## EXERCISE GOAL:
Return the material exactly as supplied, apart from the pictures, which are omitted.

## PROVIDED MATERIAL:
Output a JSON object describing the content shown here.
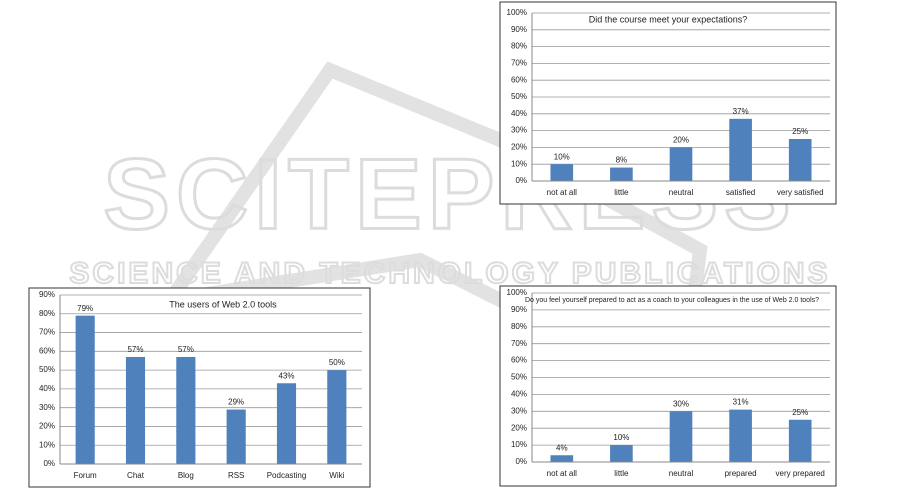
{
  "watermark": {
    "title": "SCITEPRESS",
    "subtitle": "SCIENCE AND TECHNOLOGY PUBLICATIONS"
  },
  "chart_data": [
    {
      "type": "bar",
      "title": "Did the course meet your expectations?",
      "categories": [
        "not at all",
        "little",
        "neutral",
        "satisfied",
        "very satisfied"
      ],
      "values": [
        10,
        8,
        20,
        37,
        25
      ],
      "value_labels": [
        "10%",
        "8%",
        "20%",
        "37%",
        "25%"
      ],
      "color": "#4f81bd",
      "ylim": [
        0,
        100
      ],
      "yticks": [
        {
          "value": 0,
          "label": "0%"
        },
        {
          "value": 10,
          "label": "10%"
        },
        {
          "value": 20,
          "label": "20%"
        },
        {
          "value": 30,
          "label": "30%"
        },
        {
          "value": 40,
          "label": "40%"
        },
        {
          "value": 50,
          "label": "50%"
        },
        {
          "value": 60,
          "label": "60%"
        },
        {
          "value": 70,
          "label": "70%"
        },
        {
          "value": 80,
          "label": "80%"
        },
        {
          "value": 90,
          "label": "90%"
        },
        {
          "value": 100,
          "label": "100%"
        }
      ],
      "grid": true
    },
    {
      "type": "bar",
      "title": "The users of Web 2.0 tools",
      "categories": [
        "Forum",
        "Chat",
        "Blog",
        "RSS",
        "Podcasting",
        "Wiki"
      ],
      "values": [
        79,
        57,
        57,
        29,
        43,
        50
      ],
      "value_labels": [
        "79%",
        "57%",
        "57%",
        "29%",
        "43%",
        "50%"
      ],
      "color": "#4f81bd",
      "ylim": [
        0,
        90
      ],
      "yticks": [
        {
          "value": 0,
          "label": "0%"
        },
        {
          "value": 10,
          "label": "10%"
        },
        {
          "value": 20,
          "label": "20%"
        },
        {
          "value": 30,
          "label": "30%"
        },
        {
          "value": 40,
          "label": "40%"
        },
        {
          "value": 50,
          "label": "50%"
        },
        {
          "value": 60,
          "label": "60%"
        },
        {
          "value": 70,
          "label": "70%"
        },
        {
          "value": 80,
          "label": "80%"
        },
        {
          "value": 90,
          "label": "90%"
        }
      ],
      "grid": true
    },
    {
      "type": "bar",
      "title": "Do you feel yourself prepared to act as a coach to your colleagues in the use of Web 2.0 tools?",
      "categories": [
        "not at all",
        "little",
        "neutral",
        "prepared",
        "very prepared"
      ],
      "values": [
        4,
        10,
        30,
        31,
        25
      ],
      "value_labels": [
        "4%",
        "10%",
        "30%",
        "31%",
        "25%"
      ],
      "color": "#4f81bd",
      "ylim": [
        0,
        100
      ],
      "yticks": [
        {
          "value": 0,
          "label": "0%"
        },
        {
          "value": 10,
          "label": "10%"
        },
        {
          "value": 20,
          "label": "20%"
        },
        {
          "value": 30,
          "label": "30%"
        },
        {
          "value": 40,
          "label": "40%"
        },
        {
          "value": 50,
          "label": "50%"
        },
        {
          "value": 60,
          "label": "60%"
        },
        {
          "value": 70,
          "label": "70%"
        },
        {
          "value": 80,
          "label": "80%"
        },
        {
          "value": 90,
          "label": "90%"
        },
        {
          "value": 100,
          "label": "100%"
        }
      ],
      "grid": true
    }
  ]
}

## FINAL RESULT:
Output a JSON object describing the content shown here.
{
  "watermark": {
    "title": "SCITEPRESS",
    "subtitle": "SCIENCE AND TECHNOLOGY PUBLICATIONS"
  },
  "chart_data": [
    {
      "type": "bar",
      "title": "Did the course meet your expectations?",
      "categories": [
        "not at all",
        "little",
        "neutral",
        "satisfied",
        "very satisfied"
      ],
      "values": [
        10,
        8,
        20,
        37,
        25
      ],
      "value_labels": [
        "10%",
        "8%",
        "20%",
        "37%",
        "25%"
      ],
      "color": "#4f81bd",
      "ylim": [
        0,
        100
      ],
      "yticks": [
        {
          "value": 0,
          "label": "0%"
        },
        {
          "value": 10,
          "label": "10%"
        },
        {
          "value": 20,
          "label": "20%"
        },
        {
          "value": 30,
          "label": "30%"
        },
        {
          "value": 40,
          "label": "40%"
        },
        {
          "value": 50,
          "label": "50%"
        },
        {
          "value": 60,
          "label": "60%"
        },
        {
          "value": 70,
          "label": "70%"
        },
        {
          "value": 80,
          "label": "80%"
        },
        {
          "value": 90,
          "label": "90%"
        },
        {
          "value": 100,
          "label": "100%"
        }
      ],
      "grid": true
    },
    {
      "type": "bar",
      "title": "The users of Web 2.0 tools",
      "categories": [
        "Forum",
        "Chat",
        "Blog",
        "RSS",
        "Podcasting",
        "Wiki"
      ],
      "values": [
        79,
        57,
        57,
        29,
        43,
        50
      ],
      "value_labels": [
        "79%",
        "57%",
        "57%",
        "29%",
        "43%",
        "50%"
      ],
      "color": "#4f81bd",
      "ylim": [
        0,
        90
      ],
      "yticks": [
        {
          "value": 0,
          "label": "0%"
        },
        {
          "value": 10,
          "label": "10%"
        },
        {
          "value": 20,
          "label": "20%"
        },
        {
          "value": 30,
          "label": "30%"
        },
        {
          "value": 40,
          "label": "40%"
        },
        {
          "value": 50,
          "label": "50%"
        },
        {
          "value": 60,
          "label": "60%"
        },
        {
          "value": 70,
          "label": "70%"
        },
        {
          "value": 80,
          "label": "80%"
        },
        {
          "value": 90,
          "label": "90%"
        }
      ],
      "grid": true
    },
    {
      "type": "bar",
      "title": "Do you feel yourself prepared to act as a coach to your colleagues in the use of Web 2.0 tools?",
      "categories": [
        "not at all",
        "little",
        "neutral",
        "prepared",
        "very prepared"
      ],
      "values": [
        4,
        10,
        30,
        31,
        25
      ],
      "value_labels": [
        "4%",
        "10%",
        "30%",
        "31%",
        "25%"
      ],
      "color": "#4f81bd",
      "ylim": [
        0,
        100
      ],
      "yticks": [
        {
          "value": 0,
          "label": "0%"
        },
        {
          "value": 10,
          "label": "10%"
        },
        {
          "value": 20,
          "label": "20%"
        },
        {
          "value": 30,
          "label": "30%"
        },
        {
          "value": 40,
          "label": "40%"
        },
        {
          "value": 50,
          "label": "50%"
        },
        {
          "value": 60,
          "label": "60%"
        },
        {
          "value": 70,
          "label": "70%"
        },
        {
          "value": 80,
          "label": "80%"
        },
        {
          "value": 90,
          "label": "90%"
        },
        {
          "value": 100,
          "label": "100%"
        }
      ],
      "grid": true
    }
  ]
}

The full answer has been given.